---------- Record list ----------

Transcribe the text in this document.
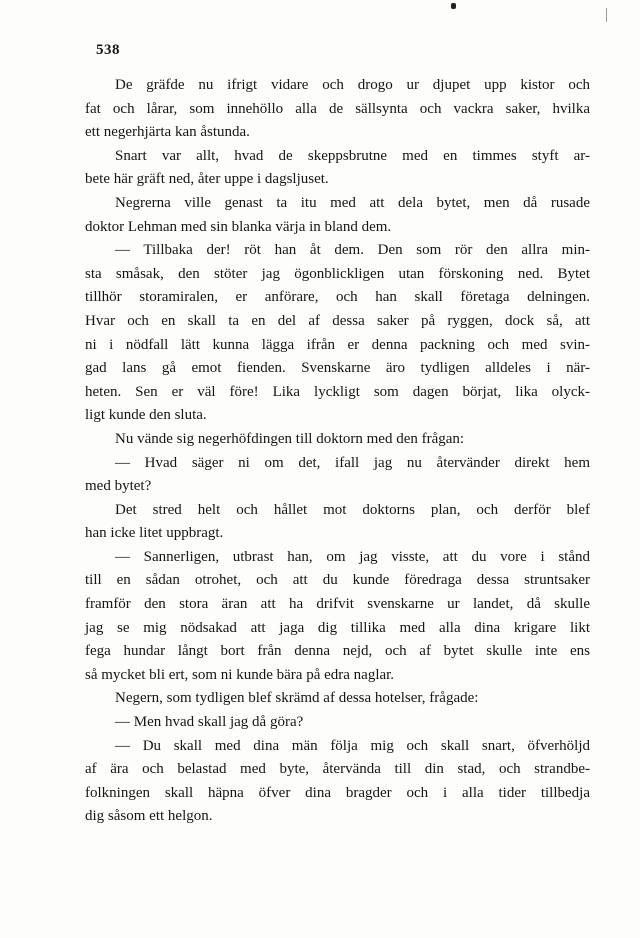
538
De gräfde nu ifrigt vidare och drogo ur djupet upp kistor och
fat och lårar, som innehöllo alla de sällsynta och vackra saker, hvilka
ett negerhjärta kan åstunda.
Snart var allt, hvad de skeppsbrutne med en timmes styft ar-
bete här gräft ned, åter uppe i dagsljuset.
Negrerna ville genast ta itu med att dela bytet, men då rusade
doktor Lehman med sin blanka värja in bland dem.
— Tillbaka der! röt han åt dem. Den som rör den allra min-
sta småsak, den stöter jag ögonblickligen utan förskoning ned. Bytet
tillhör storamiralen, er anförare, och han skall företaga delningen.
Hvar och en skall ta en del af dessa saker på ryggen, dock så, att
ni i nödfall lätt kunna lägga ifrån er denna packning och med svin-
gad lans gå emot fienden. Svenskarne äro tydligen alldeles i när-
heten. Sen er väl före! Lika lyckligt som dagen börjat, lika olyck-
ligt kunde den sluta.
Nu vände sig negerhöfdingen till doktorn med den frågan:
— Hvad säger ni om det, ifall jag nu återvänder direkt hem
med bytet?
Det stred helt och hållet mot doktorns plan, och derför blef
han icke litet uppbragt.
— Sannerligen, utbrast han, om jag visste, att du vore i stånd
till en sådan otrohet, och att du kunde föredraga dessa struntsaker
framför den stora äran att ha drifvit svenskarne ur landet, då skulle
jag se mig nödsakad att jaga dig tillika med alla dina krigare likt
fega hundar långt bort från denna nejd, och af bytet skulle inte ens
så mycket bli ert, som ni kunde bära på edra naglar.
Negern, som tydligen blef skrämd af dessa hotelser, frågade:
— Men hvad skall jag då göra?
— Du skall med dina män följa mig och skall snart, öfverhöljd
af ära och belastad med byte, återvända till din stad, och strandbe-
folkningen skall häpna öfver dina bragder och i alla tider tillbedja
dig såsom ett helgon.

----------

Set problem: Extract lines where the string "denna" occurs.

Problem solution:
ni i nödfall lätt kunna lägga ifrån er denna packning och med svin-
fega hundar långt bort från denna nejd, och af bytet skulle inte ens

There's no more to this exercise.